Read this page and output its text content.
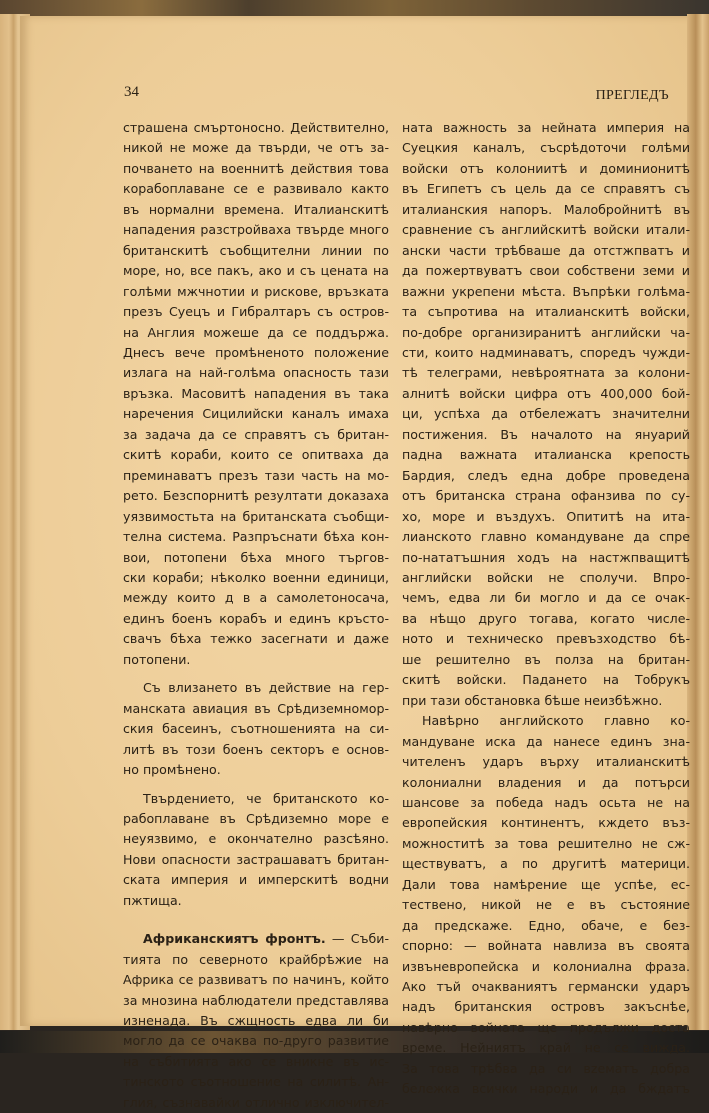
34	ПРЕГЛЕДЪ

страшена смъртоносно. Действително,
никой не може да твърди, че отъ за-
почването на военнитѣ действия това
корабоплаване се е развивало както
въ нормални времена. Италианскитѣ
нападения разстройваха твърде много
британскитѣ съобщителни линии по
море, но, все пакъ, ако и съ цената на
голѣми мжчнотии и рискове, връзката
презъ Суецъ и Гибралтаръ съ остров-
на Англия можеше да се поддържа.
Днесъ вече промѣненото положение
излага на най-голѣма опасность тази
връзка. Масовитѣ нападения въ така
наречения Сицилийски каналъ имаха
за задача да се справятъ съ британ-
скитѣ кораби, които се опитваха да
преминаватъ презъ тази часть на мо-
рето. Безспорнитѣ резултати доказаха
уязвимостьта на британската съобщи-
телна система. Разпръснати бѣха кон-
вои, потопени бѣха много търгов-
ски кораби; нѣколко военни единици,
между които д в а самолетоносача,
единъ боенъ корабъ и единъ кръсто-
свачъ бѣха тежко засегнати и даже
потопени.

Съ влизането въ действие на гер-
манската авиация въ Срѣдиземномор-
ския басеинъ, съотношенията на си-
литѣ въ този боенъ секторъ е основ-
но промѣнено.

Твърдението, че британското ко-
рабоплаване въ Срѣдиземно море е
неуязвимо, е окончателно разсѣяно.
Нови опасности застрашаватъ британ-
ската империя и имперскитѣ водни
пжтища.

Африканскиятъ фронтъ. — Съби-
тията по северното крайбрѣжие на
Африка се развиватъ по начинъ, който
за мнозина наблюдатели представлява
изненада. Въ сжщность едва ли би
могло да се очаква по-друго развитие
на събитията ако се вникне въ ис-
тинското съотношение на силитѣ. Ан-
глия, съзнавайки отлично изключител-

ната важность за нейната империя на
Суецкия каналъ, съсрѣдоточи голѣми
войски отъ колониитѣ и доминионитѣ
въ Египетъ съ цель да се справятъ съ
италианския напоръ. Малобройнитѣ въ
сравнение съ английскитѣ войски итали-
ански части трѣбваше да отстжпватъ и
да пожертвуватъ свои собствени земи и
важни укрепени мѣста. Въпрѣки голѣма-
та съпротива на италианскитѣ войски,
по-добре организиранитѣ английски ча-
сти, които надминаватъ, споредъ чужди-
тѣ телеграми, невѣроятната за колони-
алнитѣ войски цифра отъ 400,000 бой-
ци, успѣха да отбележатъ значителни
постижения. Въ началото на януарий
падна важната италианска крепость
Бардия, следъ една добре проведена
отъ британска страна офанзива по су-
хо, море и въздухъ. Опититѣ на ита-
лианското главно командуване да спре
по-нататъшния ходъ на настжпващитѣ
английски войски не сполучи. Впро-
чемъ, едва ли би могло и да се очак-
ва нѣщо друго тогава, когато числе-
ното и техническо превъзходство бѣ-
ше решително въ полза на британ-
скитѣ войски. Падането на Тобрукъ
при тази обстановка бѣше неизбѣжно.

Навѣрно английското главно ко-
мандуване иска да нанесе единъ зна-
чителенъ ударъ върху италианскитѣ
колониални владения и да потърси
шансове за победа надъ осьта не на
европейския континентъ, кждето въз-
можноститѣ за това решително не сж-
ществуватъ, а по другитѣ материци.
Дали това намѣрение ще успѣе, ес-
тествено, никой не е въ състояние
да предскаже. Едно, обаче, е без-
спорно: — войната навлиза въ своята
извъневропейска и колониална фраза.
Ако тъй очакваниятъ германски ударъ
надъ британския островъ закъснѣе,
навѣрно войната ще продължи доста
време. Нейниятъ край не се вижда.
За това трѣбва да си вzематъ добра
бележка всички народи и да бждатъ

==*==

What the task asks:
Check each line of the records above for the string "каналъ", and report every line that has it.

Response:
наречения Сицилийски каналъ имаха
Суецкия каналъ, съсрѣдоточи голѣми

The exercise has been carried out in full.